◆ SET PROBLEM A: In the passage on Python libraries, which library has a container called a DataFrame?
◆ SET PROBLEM B: Please repeat the passage on Python libraries between "Pandas, another library" and "talk about it.", inclusive, swapping "container" for "structure".
◆ SET PROBLEM C: Write the next part of the passage on Python libraries, starting after its final sentence.

◆ EXCERPTED PASSAGE:
____

We’re going to do a DataCamp Titanic tutorial using Python and a few popular Python libraries: pandas, scikit-learn, and numpy. A library is a little bucket of functions sitting somewhere on the Internet. When we import a library, we make its functions available to the program we’re writing. One way to think about it is to think about a physical library. I’m a member of the New York Public Library (NYPL). Whenever I go to stay somewhere for more than a week, for work or for vacation, I generally try to go to the local library and get a library card. Signing up for a local library card allows me to use all the books and resources available at that library. For the time that I’m a local library member, I can use all my core NYPL resources plus the unique resources of the local library. In a Python program, we start with a whole bunch of built-in functions: those are the NYPL. Importing a new library is like signing up for the local library card. Our program can use all the good stuff in the core Python library plus the nifty functions written by the researchers and open-source developers who made and published the scikit-learn library, for example.

Pandas, another library we’ll use, has a container called a DataFrame that “holds” a set of data. This type of container is also called an object, as in object-oriented programming. Object is a generic term in programming, just as it is in the real world. In programming, an object is a conceptual wrapper for a little package of data, variables, and code. Having the label object gives us something to hold on to. We need to conceptualize our package of bits as something in order to think about it and talk about it.

____

◆ EXTRACTED MATERIAL:
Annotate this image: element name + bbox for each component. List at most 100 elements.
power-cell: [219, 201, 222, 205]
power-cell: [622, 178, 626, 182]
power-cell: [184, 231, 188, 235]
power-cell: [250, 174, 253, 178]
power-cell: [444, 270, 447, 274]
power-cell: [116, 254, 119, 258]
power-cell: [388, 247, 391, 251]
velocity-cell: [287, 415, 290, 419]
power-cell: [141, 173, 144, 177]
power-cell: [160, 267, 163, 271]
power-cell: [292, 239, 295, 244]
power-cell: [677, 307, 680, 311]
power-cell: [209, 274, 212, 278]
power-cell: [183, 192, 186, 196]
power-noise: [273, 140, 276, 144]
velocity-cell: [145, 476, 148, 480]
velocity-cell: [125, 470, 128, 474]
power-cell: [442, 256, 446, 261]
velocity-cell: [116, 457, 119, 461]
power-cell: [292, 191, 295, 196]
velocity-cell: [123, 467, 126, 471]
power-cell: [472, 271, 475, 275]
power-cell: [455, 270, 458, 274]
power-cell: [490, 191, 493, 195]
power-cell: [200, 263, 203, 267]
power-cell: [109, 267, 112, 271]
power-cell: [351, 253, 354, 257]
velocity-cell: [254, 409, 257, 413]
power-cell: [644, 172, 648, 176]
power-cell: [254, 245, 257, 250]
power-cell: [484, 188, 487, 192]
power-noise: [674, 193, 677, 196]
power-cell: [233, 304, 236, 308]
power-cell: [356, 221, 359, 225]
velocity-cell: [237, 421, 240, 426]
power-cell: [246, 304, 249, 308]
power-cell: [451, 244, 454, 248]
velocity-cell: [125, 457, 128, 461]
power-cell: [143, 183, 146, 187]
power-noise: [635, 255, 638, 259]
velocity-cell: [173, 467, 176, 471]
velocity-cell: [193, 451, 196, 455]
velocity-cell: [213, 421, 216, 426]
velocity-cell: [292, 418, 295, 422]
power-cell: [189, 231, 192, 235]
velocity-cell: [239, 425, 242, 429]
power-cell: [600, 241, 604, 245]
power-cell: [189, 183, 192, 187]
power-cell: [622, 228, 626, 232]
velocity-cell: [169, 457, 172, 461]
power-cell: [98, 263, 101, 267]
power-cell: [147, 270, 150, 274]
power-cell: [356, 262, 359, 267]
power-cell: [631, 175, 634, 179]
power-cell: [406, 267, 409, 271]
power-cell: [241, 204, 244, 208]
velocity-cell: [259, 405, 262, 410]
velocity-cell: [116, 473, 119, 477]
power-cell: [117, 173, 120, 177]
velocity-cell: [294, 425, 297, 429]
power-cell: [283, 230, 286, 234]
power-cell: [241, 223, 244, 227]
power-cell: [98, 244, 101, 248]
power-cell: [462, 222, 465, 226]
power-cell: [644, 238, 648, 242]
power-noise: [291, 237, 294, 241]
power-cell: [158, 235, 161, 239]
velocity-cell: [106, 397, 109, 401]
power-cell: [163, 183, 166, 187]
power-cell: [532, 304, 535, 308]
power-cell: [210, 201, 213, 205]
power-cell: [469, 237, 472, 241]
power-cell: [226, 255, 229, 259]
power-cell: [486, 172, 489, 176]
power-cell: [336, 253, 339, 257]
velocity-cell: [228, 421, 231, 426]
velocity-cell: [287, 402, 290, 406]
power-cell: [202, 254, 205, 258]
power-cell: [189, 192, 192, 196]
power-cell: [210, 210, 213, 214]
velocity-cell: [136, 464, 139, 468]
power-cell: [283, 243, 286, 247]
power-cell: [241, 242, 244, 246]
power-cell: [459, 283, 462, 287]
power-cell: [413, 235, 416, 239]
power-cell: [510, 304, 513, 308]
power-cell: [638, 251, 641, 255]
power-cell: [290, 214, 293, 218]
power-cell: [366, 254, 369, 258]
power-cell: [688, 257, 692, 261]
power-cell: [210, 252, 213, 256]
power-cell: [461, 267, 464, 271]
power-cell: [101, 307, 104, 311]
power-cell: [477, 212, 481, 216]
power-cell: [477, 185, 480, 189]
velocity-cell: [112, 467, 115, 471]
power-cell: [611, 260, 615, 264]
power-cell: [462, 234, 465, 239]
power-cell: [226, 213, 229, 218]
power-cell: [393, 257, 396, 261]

____

◆ ANSWER A: Pandas.

◆ ANSWER B:
Pandas, another library we’ll use, has a structure called a DataFrame that “holds” a set of data. This type of structure is also called an object, as in object-oriented programming. Object is a generic term in programming, just as it is in the real world. In programming, an object is a conceptual wrapper for a little package of data, variables, and code. Having the label object gives us something to hold on to. We need to conceptualize our package of bits as something in order to think about it and talk about it.

◆ ANSWER C:
The first thing we do is break our data into two sets: training data and test data. We’re going to develop a model, train it on the training data, then run it on the test data. Remember how there is general AI and narrow AI? This is narrow. Let’s start by typing the following:

import pandas as pd
import numpy as np
from sklearn import tree, preprocessing

We’ve just imported several libraries that we’ll use for our analysis. We use an alias, pd, for pandas, and the alias np for numpy. We now have access to all of the functions in pandas and numpy. We can choose to import all of the functions or just a few. From scikit-learn, we’ll import only two functions. One is named tree and the other is named preprocessing.

Next, let’s import the data from a comma-separated values (CSV) file that is also sitting somewhere on the Internet. Specifically, this CSV file is sitting on a server owned by Amazon Web Services (AWS). We can tell because the base URL of the file (the first part after http://) is s3.amazonaws.com. A CSV file is a file of structured data in which each column is separated by a comma. We’re going to import two different Titanic data files from AWS. One is a training data set, another is a test data set. Both data sets are in CSV format. Let’s import the data:

train_url = 
"http://s3.amazonaws.com/assets.datacamp.com/course/Kaggle/train.csv"
train = pd.read_csv(train_url)
test_url = "http://s3.amazonaws.com/assets.datacamp.com/course/Kaggle/test.csv"
test = pd.read_csv(test_url)

pd.read_csv() means “please invoke the read_csv() function, which lives in the pd (pandas) library.” Technically, we created a DataFrame object and called one of its built-in methods. Regardless, the data is now imported into two variables: train and test. We’ll use the data in the train variable to create the model, and then we’ll use the data in the test variable to test our model’s accuracy.

Let’s see what’s in the head, or the first few lines, of the training data:

print(train.head())

It looks like the data is twelve columns. The columns are labeled PassengerId, Survived, Pclass, Name, Sex, Age, SibSp, Parch, Ticket, Fare, Cabin, and Embarked. What do these column headings mean?

To answer this, we need a data dictionary, which is provided with most datasets. The data dictionary reveals the following:

Pclass = Passenger Class (1 = 1st; 2 = 2nd; 3 = 3rd)
Survived = Survival (0 = No; 1 = Yes)
Name = Name
Sex = Sex
Age = Age (in years; fractional if age less than one (1). If the age is estimated, it is in the form xx.5)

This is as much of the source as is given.